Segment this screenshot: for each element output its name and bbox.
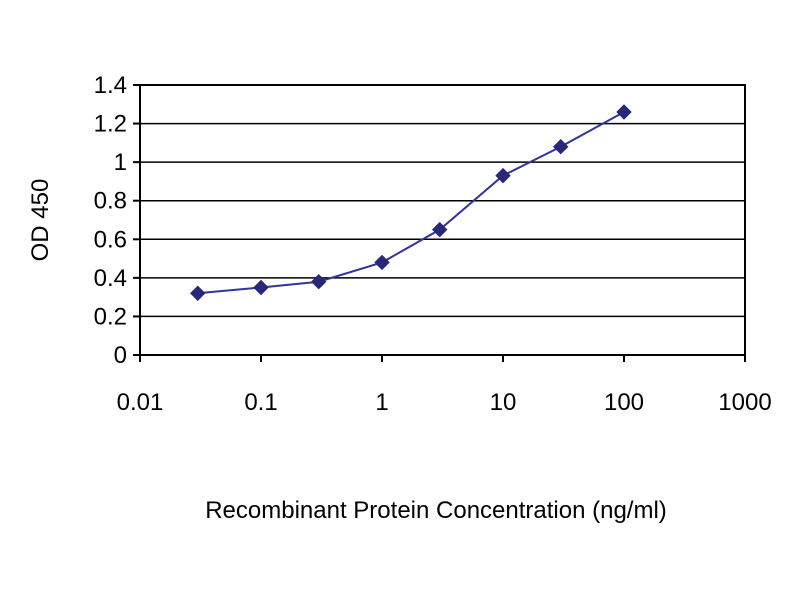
x-tick-label: 1 xyxy=(375,389,388,416)
x-tick-label: 0.1 xyxy=(244,389,277,416)
y-axis-title: OD 450 xyxy=(27,179,54,262)
x-tick-label: 1000 xyxy=(718,389,771,416)
y-tick-label: 1.2 xyxy=(94,111,127,138)
y-tick-label: 0.4 xyxy=(94,265,127,292)
series-line xyxy=(197,111,625,295)
data-point-marker xyxy=(190,285,206,301)
data-point-marker xyxy=(374,254,390,271)
data-point-marker xyxy=(616,104,632,120)
x-tick-label: 10 xyxy=(490,389,517,416)
y-tick-label: 1 xyxy=(114,149,127,176)
data-point-marker xyxy=(311,274,327,290)
data-point-marker xyxy=(253,279,269,296)
y-tick-label: 0 xyxy=(114,342,127,369)
y-tick-label: 0.6 xyxy=(94,226,127,253)
data-point-marker xyxy=(432,221,448,238)
plot-frame xyxy=(139,84,746,356)
x-axis-title: Recombinant Protein Concentration (ng/ml… xyxy=(205,497,667,524)
y-tick-label: 0.2 xyxy=(94,303,127,330)
x-tick-label: 100 xyxy=(604,389,644,416)
y-tick-label: 1.4 xyxy=(94,72,127,99)
data-point-marker xyxy=(495,167,511,184)
y-tick-label: 0.8 xyxy=(94,188,127,215)
x-tick-label: 0.01 xyxy=(117,389,164,416)
data-point-marker xyxy=(553,139,569,155)
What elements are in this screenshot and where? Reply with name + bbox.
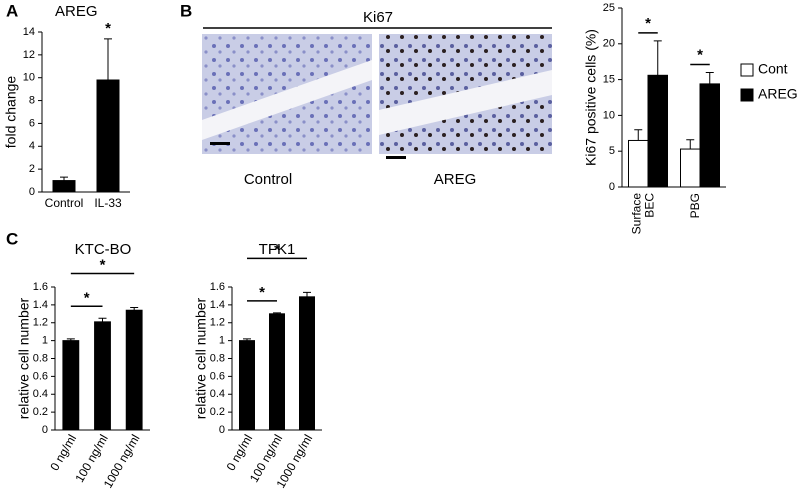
bar: [269, 313, 285, 431]
legend-label: Cont: [758, 61, 788, 77]
bar: [96, 79, 120, 193]
y-tick-label: 8: [29, 94, 35, 106]
y-tick-label: 0.4: [210, 388, 225, 400]
y-tick-label: 0.2: [210, 406, 225, 418]
y-tick-label: 14: [23, 26, 35, 38]
scale-bar: [386, 156, 406, 159]
chart-title: AREG: [55, 3, 98, 20]
y-tick-label: 0.8: [33, 352, 48, 364]
bar: [94, 321, 111, 431]
y-tick-label: 20: [603, 38, 615, 50]
y-tick-label: 1.2: [210, 317, 225, 329]
x-tick-label: 0 ng/ml: [224, 432, 256, 473]
scale-bar: [210, 142, 230, 145]
y-tick-label: 1.6: [33, 281, 48, 293]
error-bar: [653, 40, 662, 76]
y-tick-label: 0.4: [33, 388, 48, 400]
bar: [52, 180, 76, 193]
y-tick-label: 15: [603, 74, 615, 86]
y-tick-label: 1.2: [33, 317, 48, 329]
significance: *: [645, 15, 651, 32]
y-tick-label: 0.6: [210, 370, 225, 382]
significance: *: [100, 257, 106, 274]
significance: *: [697, 46, 703, 63]
y-tick-label: 12: [23, 49, 35, 61]
y-tick-label: 6: [29, 117, 35, 129]
bar: [299, 296, 315, 431]
panel-label: C: [6, 229, 18, 248]
bar: [125, 309, 143, 431]
y-axis-label: relative cell number: [193, 297, 209, 419]
x-tick-label: Control: [45, 196, 84, 210]
error-bar: [60, 176, 68, 181]
y-tick-label: 0.8: [210, 352, 225, 364]
y-tick-label: 5: [609, 145, 615, 157]
x-tick-label: IL-33: [94, 196, 122, 210]
error-bar: [303, 291, 311, 297]
x-tick-label: 0 ng/ml: [47, 432, 79, 473]
x-tick-label: PBG: [688, 193, 702, 218]
panel-label: A: [6, 1, 18, 20]
error-bar: [686, 139, 695, 150]
bar: [680, 148, 701, 188]
lumen: [202, 60, 372, 140]
error-bar: [273, 312, 281, 314]
chart-title: TFK1: [259, 241, 296, 258]
significance: *: [259, 284, 265, 301]
significance: *: [105, 20, 111, 37]
error-bar: [243, 338, 251, 341]
error-bar: [98, 317, 107, 322]
error-bar: [705, 71, 714, 84]
error-bar: [104, 38, 112, 80]
bar: [699, 83, 720, 188]
y-tick-label: 10: [603, 109, 615, 121]
legend-swatch: [740, 63, 754, 77]
y-tick-label: 1.6: [210, 281, 225, 293]
error-bar: [66, 338, 75, 341]
y-tick-label: 1: [42, 335, 48, 347]
y-tick-label: 0.6: [33, 370, 48, 382]
chart-title: KTC-BO: [75, 241, 132, 258]
x-tick-label: SurfaceBEC: [630, 193, 657, 235]
y-tick-label: 1.4: [210, 299, 225, 311]
y-tick-label: 10: [23, 72, 35, 84]
significance: *: [84, 289, 90, 306]
image-caption: AREG: [434, 171, 477, 188]
y-tick-label: 1.4: [33, 299, 48, 311]
bar: [62, 340, 80, 431]
y-tick-label: 0: [42, 424, 48, 436]
y-tick-label: 1: [219, 335, 225, 347]
y-axis-label: fold change: [3, 76, 19, 149]
y-tick-label: 0: [609, 181, 615, 193]
panel-label: B: [180, 1, 192, 20]
bar: [647, 74, 668, 188]
image-caption: Control: [244, 171, 292, 188]
significance: *: [274, 241, 280, 258]
error-bar: [130, 307, 139, 311]
y-tick-label: 0.2: [33, 406, 48, 418]
bar: [239, 340, 255, 431]
y-tick-label: 4: [29, 140, 35, 152]
y-axis-label: Ki67 positive cells (%): [583, 29, 599, 166]
y-tick-label: 0: [29, 186, 35, 198]
bar: [628, 139, 649, 188]
legend-label: AREG: [758, 86, 798, 102]
y-tick-label: 0: [219, 424, 225, 436]
error-bar: [634, 129, 643, 141]
image-title: Ki67: [363, 9, 393, 26]
y-tick-label: 2: [29, 163, 35, 175]
legend-swatch: [740, 88, 754, 102]
y-tick-label: 25: [603, 2, 615, 14]
lumen: [379, 70, 552, 135]
y-axis-label: relative cell number: [16, 297, 32, 419]
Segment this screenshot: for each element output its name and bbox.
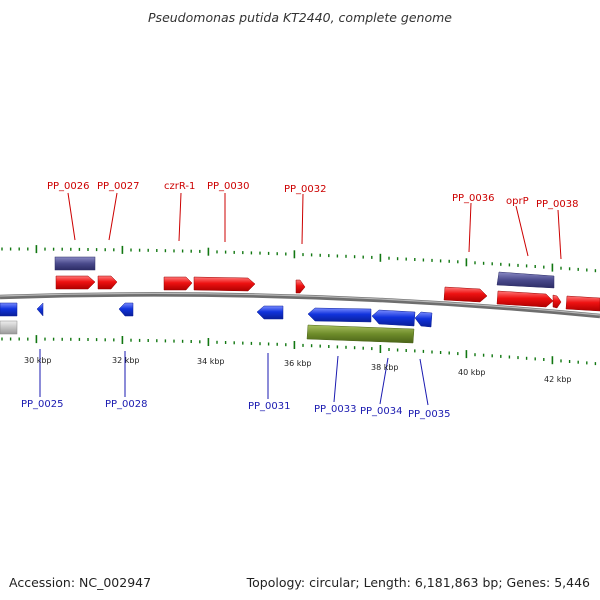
genome-backbone-highlight bbox=[0, 292, 600, 316]
forward-leader-lines bbox=[67, 192, 562, 260]
scale-labels: 30 kbp 32 kbp 34 kbp 36 kbp 38 kbp 40 kb… bbox=[24, 356, 572, 384]
gene-pp0033-arrow[interactable] bbox=[307, 307, 372, 323]
forward-gene-labels: PP_0026 PP_0027 czrR-1 PP_0030 PP_0032 P… bbox=[47, 181, 579, 210]
leader-line bbox=[333, 355, 339, 403]
gene-label-pp0032[interactable]: PP_0032 bbox=[284, 184, 327, 195]
gene-pp0031-arrow[interactable] bbox=[256, 305, 284, 320]
gene-pp0030-arrow[interactable] bbox=[193, 276, 256, 292]
gene-czrr1-arrow[interactable] bbox=[163, 276, 193, 291]
genome-summary-text: Topology: circular; Length: 6,181,863 bp… bbox=[246, 575, 590, 590]
gene-label-pp0035[interactable]: PP_0035 bbox=[408, 409, 451, 420]
leader-line bbox=[419, 358, 429, 406]
gene-label-pp0031[interactable]: PP_0031 bbox=[248, 401, 291, 412]
gene-pp0026-arrow[interactable] bbox=[55, 275, 96, 290]
grey-feature bbox=[0, 320, 18, 335]
gene-label-pp0036[interactable]: PP_0036 bbox=[452, 193, 495, 204]
gene-pp0028-arrow[interactable] bbox=[118, 302, 134, 317]
leader-line bbox=[108, 192, 118, 241]
gene-oprp-arrow[interactable] bbox=[496, 290, 554, 308]
gene-pp0039-arrow[interactable] bbox=[565, 295, 600, 312]
scale-label: 42 kbp bbox=[544, 375, 572, 384]
gene-pp0025-arrow[interactable] bbox=[36, 302, 44, 317]
gene-pp0035-arrow[interactable] bbox=[414, 311, 433, 328]
gene-label-pp0038[interactable]: PP_0038 bbox=[536, 199, 579, 210]
leader-line bbox=[301, 193, 304, 245]
scale-label: 36 kbp bbox=[284, 359, 312, 368]
scale-label: 34 kbp bbox=[197, 357, 225, 366]
reverse-tick-track bbox=[1, 335, 597, 366]
leader-line bbox=[379, 357, 389, 405]
accession-text: Accession: NC_002947 bbox=[9, 575, 152, 590]
scale-label: 32 kbp bbox=[112, 356, 140, 365]
forward-tick-track bbox=[1, 245, 597, 273]
leader-line bbox=[67, 192, 76, 241]
gene-pp0034-arrow[interactable] bbox=[371, 309, 416, 327]
olive-feature bbox=[306, 324, 415, 344]
reverse-leader-lines bbox=[39, 349, 429, 406]
gene-label-pp0033[interactable]: PP_0033 bbox=[314, 404, 357, 415]
scale-label: 30 kbp bbox=[24, 356, 52, 365]
leader-line bbox=[468, 202, 472, 253]
gene-pp0036-arrow[interactable] bbox=[443, 286, 488, 303]
leader-line bbox=[178, 192, 182, 242]
genome-backbone bbox=[0, 292, 600, 319]
gene-label-pp0026[interactable]: PP_0026 bbox=[47, 181, 90, 192]
scale-label: 40 kbp bbox=[458, 368, 486, 377]
gene-pp0024-arrow[interactable] bbox=[0, 302, 18, 317]
purple-feature bbox=[54, 256, 96, 271]
gene-label-pp0028[interactable]: PP_0028 bbox=[105, 399, 148, 410]
gene-label-pp0030[interactable]: PP_0030 bbox=[207, 181, 250, 192]
gene-pp0032-arrow[interactable] bbox=[295, 279, 306, 294]
gene-pp0038-arrow[interactable] bbox=[552, 294, 562, 309]
leader-line bbox=[515, 205, 529, 257]
gene-label-czrr1[interactable]: czrR-1 bbox=[164, 181, 195, 192]
leader-line bbox=[557, 209, 562, 260]
genome-title: Pseudomonas putida KT2440, complete geno… bbox=[148, 10, 452, 25]
gene-label-pp0025[interactable]: PP_0025 bbox=[21, 399, 64, 410]
gene-pp0027-arrow[interactable] bbox=[97, 275, 118, 290]
gene-label-pp0034[interactable]: PP_0034 bbox=[360, 406, 403, 417]
gene-label-oprp[interactable]: oprP bbox=[506, 196, 529, 207]
scale-label: 38 kbp bbox=[371, 363, 399, 372]
reverse-gene-labels: PP_0025 PP_0028 PP_0031 PP_0033 PP_0034 … bbox=[21, 399, 451, 420]
purple-feature bbox=[496, 271, 555, 289]
gene-label-pp0027[interactable]: PP_0027 bbox=[97, 181, 140, 192]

- - -

* **WHAT IS NEEDED**
Would you please copy every line from the listing above that contains the word "marker"?

* **EXERCISE RESPONSE**
data-point-marker xyxy=(190,285,206,301)
data-point-marker xyxy=(374,254,390,271)
data-point-marker xyxy=(616,104,632,120)
data-point-marker xyxy=(311,274,327,290)
data-point-marker xyxy=(253,279,269,296)
data-point-marker xyxy=(432,221,448,238)
data-point-marker xyxy=(495,167,511,184)
data-point-marker xyxy=(553,139,569,155)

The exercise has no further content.